╭─ DATA IN THIS EXERCISE

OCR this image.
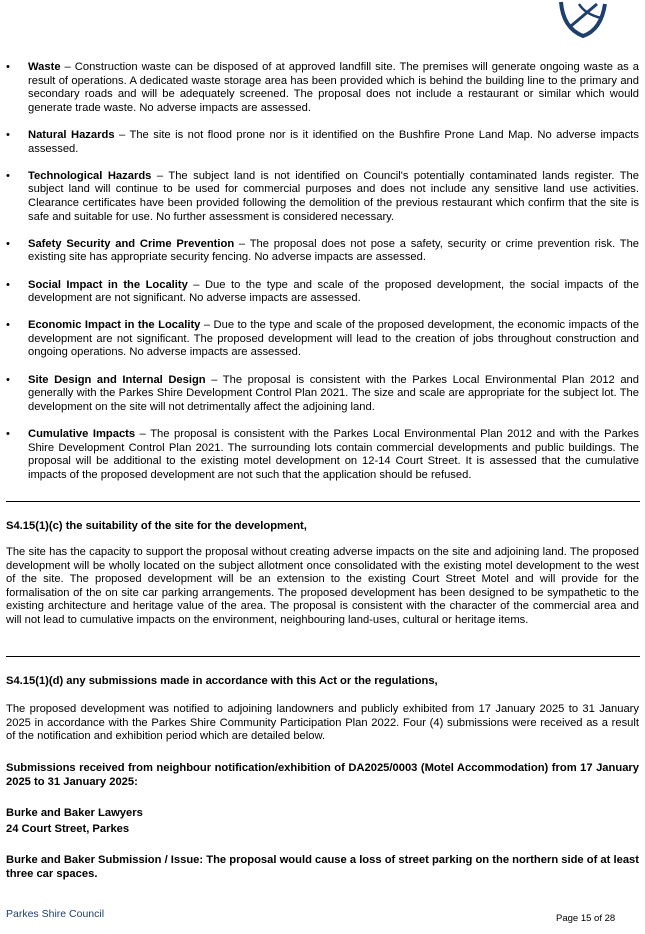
• Waste – Construction waste can be disposed of at approved landfill site. The premises will generate ongoing waste as a result of operations. A dedicated waste storage area has been provided which is behind the building line to the primary and secondary roads and will be adequately screened. The proposal does not include a restaurant or similar which would generate trade waste. No adverse impacts are assessed.
• Natural Hazards – The site is not flood prone nor is it identified on the Bushfire Prone Land Map. No adverse impacts assessed.
• Technological Hazards – The subject land is not identified on Council's potentially contaminated lands register. The subject land will continue to be used for commercial purposes and does not include any sensitive land use activities. Clearance certificates have been provided following the demolition of the previous restaurant which confirm that the site is safe and suitable for use. No further assessment is considered necessary.
• Safety Security and Crime Prevention – The proposal does not pose a safety, security or crime prevention risk. The existing site has appropriate security fencing. No adverse impacts are assessed.
• Social Impact in the Locality – Due to the type and scale of the proposed development, the social impacts of the development are not significant. No adverse impacts are assessed.
• Economic Impact in the Locality – Due to the type and scale of the proposed development, the economic impacts of the development are not significant. The proposed development will lead to the creation of jobs throughout construction and ongoing operations. No adverse impacts are assessed.
• Site Design and Internal Design – The proposal is consistent with the Parkes Local Environmental Plan 2012 and generally with the Parkes Shire Development Control Plan 2021. The size and scale are appropriate for the subject lot. The development on the site will not detrimentally affect the adjoining land.
• Cumulative Impacts – The proposal is consistent with the Parkes Local Environmental Plan 2012 and with the Parkes Shire Development Control Plan 2021. The surrounding lots contain commercial developments and public buildings. The proposal will be additional to the existing motel development on 12-14 Court Street. It is assessed that the cumulative impacts of the proposed development are not such that the application should be refused.
S4.15(1)(c) the suitability of the site for the development,

The site has the capacity to support the proposal without creating adverse impacts on the site and adjoining land. The proposed development will be wholly located on the subject allotment once consolidated with the existing motel development to the west of the site. The proposed development will be an extension to the existing Court Street Motel and will provide for the formalisation of the on site car parking arrangements. The proposed development has been designed to be sympathetic to the existing architecture and heritage value of the area. The proposal is consistent with the character of the commercial area and will not lead to cumulative impacts on the environment, neighbouring land-uses, cultural or heritage items.

S4.15(1)(d) any submissions made in accordance with this Act or the regulations,

The proposed development was notified to adjoining landowners and publicly exhibited from 17 January 2025 to 31 January 2025 in accordance with the Parkes Shire Community Participation Plan 2022. Four (4) submissions were received as a result of the notification and exhibition period which are detailed below.

Submissions received from neighbour notification/exhibition of DA2025/0003 (Motel Accommodation) from 17 January 2025 to 31 January 2025:

Burke and Baker Lawyers

24 Court Street, Parkes

Burke and Baker Submission / Issue: The proposal would cause a loss of street parking on the northern side of at least three car spaces.

Parkes Shire Council	Page 15 of 28
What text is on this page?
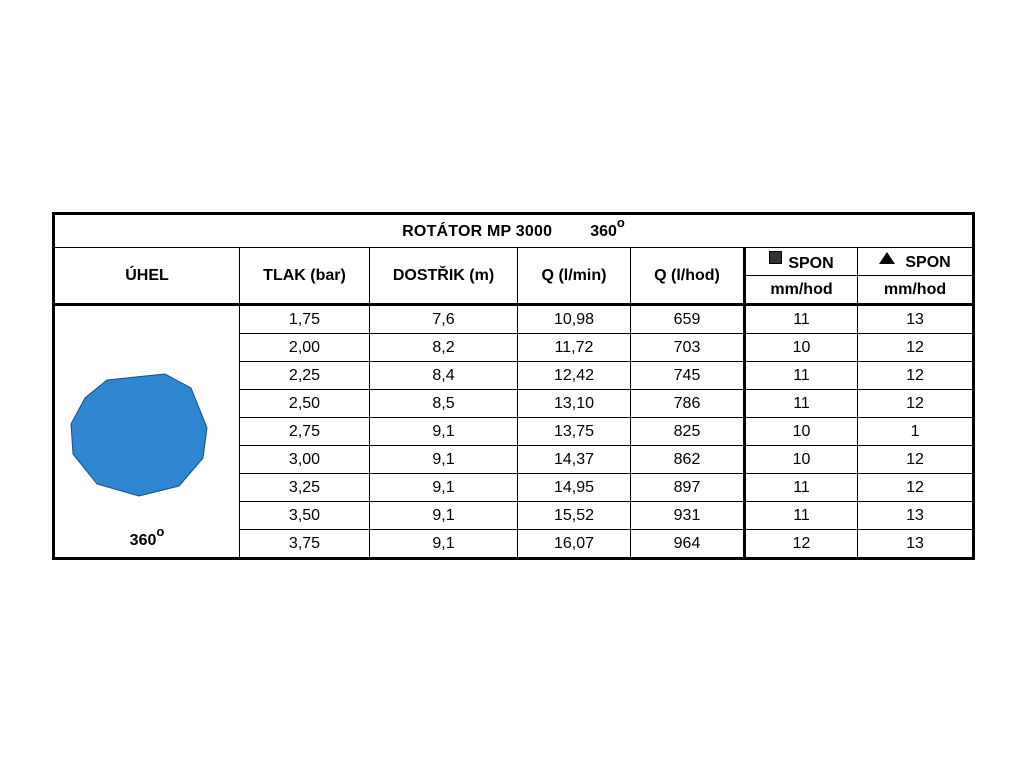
ROTÁTOR MP 3000 360$^o$
ÚHEL	TLAK (bar)	DOSTŘIK (m)	Q (l/min)	Q (l/hod)	SPON	SPON
					mm/hod	mm/hod

360$^o$	1,75	7,6	10,98	659	11	13
	2,00	8,2	11,72	703	10	12
	2,25	8,4	12,42	745	11	12
	2,50	8,5	13,10	786	11	12
	2,75	9,1	13,75	825	10	1
	3,00	9,1	14,37	862	10	12
	3,25	9,1	14,95	897	11	12
	3,50	9,1	15,52	931	11	13
	3,75	9,1	16,07	964	12	13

╰─

WHAT IS EXPECTED
Gather and copy every line of the data in which the string "does" is found.

WORKED SOLUTION
• Waste – Construction waste can be disposed of at approved landfill site. The premises will generate ongoing waste as a result of operations. A dedicated waste storage area has been provided which is behind the building line to the primary and secondary roads and will be adequately screened. The proposal does not include a restaurant or similar which would generate trade waste. No adverse impacts are assessed.
• Technological Hazards – The subject land is not identified on Council's potentially contaminated lands register. The subject land will continue to be used for commercial purposes and does not include any sensitive land use activities. Clearance certificates have been provided following the demolition of the previous restaurant which confirm that the site is safe and suitable for use. No further assessment is considered necessary.
• Safety Security and Crime Prevention – The proposal does not pose a safety, security or crime prevention risk. The existing site has appropriate security fencing. No adverse impacts are assessed.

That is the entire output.